Collection entries:
++++++

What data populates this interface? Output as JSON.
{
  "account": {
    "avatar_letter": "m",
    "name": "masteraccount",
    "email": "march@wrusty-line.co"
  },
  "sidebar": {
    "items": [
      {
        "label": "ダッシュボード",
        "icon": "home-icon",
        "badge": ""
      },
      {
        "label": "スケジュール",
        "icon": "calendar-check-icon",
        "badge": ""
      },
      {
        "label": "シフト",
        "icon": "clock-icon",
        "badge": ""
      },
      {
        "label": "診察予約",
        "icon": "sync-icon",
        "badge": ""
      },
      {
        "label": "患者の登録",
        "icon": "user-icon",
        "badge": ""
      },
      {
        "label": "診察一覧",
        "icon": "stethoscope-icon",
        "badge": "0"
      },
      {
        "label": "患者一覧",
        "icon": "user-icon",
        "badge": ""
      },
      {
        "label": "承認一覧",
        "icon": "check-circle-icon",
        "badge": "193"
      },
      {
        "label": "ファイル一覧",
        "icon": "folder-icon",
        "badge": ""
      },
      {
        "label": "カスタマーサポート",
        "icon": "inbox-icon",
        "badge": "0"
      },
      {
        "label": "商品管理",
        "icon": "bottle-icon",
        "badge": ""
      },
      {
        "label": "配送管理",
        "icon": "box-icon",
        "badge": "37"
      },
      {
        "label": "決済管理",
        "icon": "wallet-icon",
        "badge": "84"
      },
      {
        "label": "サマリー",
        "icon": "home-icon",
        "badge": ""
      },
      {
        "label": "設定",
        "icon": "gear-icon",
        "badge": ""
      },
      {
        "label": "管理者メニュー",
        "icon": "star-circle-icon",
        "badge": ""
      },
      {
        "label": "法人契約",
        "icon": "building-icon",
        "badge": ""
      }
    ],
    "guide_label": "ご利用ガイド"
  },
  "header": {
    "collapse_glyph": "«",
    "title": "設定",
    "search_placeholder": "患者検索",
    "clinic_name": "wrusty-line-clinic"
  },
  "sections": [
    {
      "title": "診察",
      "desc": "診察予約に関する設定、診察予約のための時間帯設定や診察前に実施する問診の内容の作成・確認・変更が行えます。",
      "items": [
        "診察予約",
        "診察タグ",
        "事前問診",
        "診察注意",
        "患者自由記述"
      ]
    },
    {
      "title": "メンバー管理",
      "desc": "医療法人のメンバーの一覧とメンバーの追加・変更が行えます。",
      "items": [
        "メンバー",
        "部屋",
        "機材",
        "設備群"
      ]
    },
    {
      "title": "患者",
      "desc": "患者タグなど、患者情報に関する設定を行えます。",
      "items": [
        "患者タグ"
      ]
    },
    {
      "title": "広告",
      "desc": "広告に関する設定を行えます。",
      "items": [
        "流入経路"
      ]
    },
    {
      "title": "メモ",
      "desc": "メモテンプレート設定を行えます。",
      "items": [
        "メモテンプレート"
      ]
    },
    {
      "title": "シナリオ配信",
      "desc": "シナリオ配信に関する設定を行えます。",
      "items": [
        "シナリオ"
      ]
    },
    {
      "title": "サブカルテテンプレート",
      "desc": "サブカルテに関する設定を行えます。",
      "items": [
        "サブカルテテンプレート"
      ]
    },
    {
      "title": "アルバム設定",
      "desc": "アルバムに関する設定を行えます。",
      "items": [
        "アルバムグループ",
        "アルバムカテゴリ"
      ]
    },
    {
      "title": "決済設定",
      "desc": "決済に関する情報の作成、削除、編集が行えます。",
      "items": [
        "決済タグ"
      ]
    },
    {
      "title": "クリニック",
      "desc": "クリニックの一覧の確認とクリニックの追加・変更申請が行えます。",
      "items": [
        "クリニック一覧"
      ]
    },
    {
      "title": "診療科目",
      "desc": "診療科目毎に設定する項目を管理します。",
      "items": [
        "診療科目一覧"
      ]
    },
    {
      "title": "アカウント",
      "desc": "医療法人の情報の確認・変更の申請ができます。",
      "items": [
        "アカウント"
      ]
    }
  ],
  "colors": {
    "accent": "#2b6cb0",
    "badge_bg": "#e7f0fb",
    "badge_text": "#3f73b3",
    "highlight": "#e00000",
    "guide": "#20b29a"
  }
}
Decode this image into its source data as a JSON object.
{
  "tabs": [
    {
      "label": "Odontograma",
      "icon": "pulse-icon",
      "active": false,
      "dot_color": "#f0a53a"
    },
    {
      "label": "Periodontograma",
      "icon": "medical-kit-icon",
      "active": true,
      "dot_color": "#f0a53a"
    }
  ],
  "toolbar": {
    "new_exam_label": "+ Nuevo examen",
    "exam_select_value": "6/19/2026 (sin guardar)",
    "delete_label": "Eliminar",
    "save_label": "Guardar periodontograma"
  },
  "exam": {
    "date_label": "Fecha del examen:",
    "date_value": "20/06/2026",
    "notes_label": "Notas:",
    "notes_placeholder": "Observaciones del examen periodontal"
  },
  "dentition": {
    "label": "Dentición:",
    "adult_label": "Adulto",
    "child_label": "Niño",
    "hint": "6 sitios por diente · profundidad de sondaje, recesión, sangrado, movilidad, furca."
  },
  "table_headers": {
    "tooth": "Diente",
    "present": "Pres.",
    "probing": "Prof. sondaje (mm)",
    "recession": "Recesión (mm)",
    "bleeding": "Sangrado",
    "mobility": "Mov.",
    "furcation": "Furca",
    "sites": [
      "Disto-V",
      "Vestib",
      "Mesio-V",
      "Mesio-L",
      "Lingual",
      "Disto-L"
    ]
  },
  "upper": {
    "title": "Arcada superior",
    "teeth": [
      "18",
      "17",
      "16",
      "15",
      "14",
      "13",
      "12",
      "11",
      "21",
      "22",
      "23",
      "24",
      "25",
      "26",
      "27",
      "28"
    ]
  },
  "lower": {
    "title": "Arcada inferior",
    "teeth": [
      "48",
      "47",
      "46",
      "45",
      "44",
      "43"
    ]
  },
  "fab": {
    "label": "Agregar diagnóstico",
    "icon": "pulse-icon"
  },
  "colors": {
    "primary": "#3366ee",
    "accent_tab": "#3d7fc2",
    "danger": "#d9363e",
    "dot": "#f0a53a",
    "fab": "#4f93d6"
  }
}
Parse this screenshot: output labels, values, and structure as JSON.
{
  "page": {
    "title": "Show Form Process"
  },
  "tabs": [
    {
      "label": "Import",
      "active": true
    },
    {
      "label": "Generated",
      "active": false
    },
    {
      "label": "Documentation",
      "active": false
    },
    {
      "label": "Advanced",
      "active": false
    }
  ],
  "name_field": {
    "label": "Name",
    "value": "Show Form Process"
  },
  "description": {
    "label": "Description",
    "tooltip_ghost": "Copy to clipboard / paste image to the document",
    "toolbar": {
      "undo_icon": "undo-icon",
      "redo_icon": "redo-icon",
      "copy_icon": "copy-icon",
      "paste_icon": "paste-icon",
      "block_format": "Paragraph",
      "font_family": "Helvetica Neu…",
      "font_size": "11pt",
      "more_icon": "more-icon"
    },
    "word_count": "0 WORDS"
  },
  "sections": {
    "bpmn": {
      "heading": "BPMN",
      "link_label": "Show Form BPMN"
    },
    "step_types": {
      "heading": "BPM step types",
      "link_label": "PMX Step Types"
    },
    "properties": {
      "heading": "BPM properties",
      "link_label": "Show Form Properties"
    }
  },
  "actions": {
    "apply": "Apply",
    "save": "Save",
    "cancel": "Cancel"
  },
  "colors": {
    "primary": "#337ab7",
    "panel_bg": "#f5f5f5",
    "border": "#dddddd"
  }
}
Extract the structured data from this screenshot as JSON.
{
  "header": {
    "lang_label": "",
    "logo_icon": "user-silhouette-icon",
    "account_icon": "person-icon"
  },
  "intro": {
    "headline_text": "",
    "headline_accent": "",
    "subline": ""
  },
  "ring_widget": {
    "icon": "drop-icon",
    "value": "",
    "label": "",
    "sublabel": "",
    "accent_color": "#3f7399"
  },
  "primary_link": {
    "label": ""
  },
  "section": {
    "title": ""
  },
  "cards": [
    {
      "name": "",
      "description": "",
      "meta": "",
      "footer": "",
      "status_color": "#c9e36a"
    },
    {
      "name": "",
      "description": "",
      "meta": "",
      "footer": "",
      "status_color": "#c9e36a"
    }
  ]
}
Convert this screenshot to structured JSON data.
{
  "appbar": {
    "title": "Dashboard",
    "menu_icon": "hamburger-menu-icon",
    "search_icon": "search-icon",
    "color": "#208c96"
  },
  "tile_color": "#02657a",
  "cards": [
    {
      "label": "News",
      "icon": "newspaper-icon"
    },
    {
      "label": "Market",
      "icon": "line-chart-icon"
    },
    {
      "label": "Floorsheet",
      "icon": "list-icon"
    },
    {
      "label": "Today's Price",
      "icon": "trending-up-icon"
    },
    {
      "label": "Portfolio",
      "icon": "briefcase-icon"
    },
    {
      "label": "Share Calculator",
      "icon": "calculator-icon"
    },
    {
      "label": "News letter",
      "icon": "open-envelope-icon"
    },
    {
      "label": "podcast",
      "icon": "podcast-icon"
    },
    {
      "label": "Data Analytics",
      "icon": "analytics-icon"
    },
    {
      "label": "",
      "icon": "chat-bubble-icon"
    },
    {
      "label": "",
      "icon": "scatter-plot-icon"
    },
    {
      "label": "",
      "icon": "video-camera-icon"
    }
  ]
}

++++++

Do this: Isolate the lines above that contain the word "examen" and copy them.

Output of the exercise:
    "new_exam_label": "+ Nuevo examen",
    "date_label": "Fecha del examen:",
    "notes_placeholder": "Observaciones del examen periodontal"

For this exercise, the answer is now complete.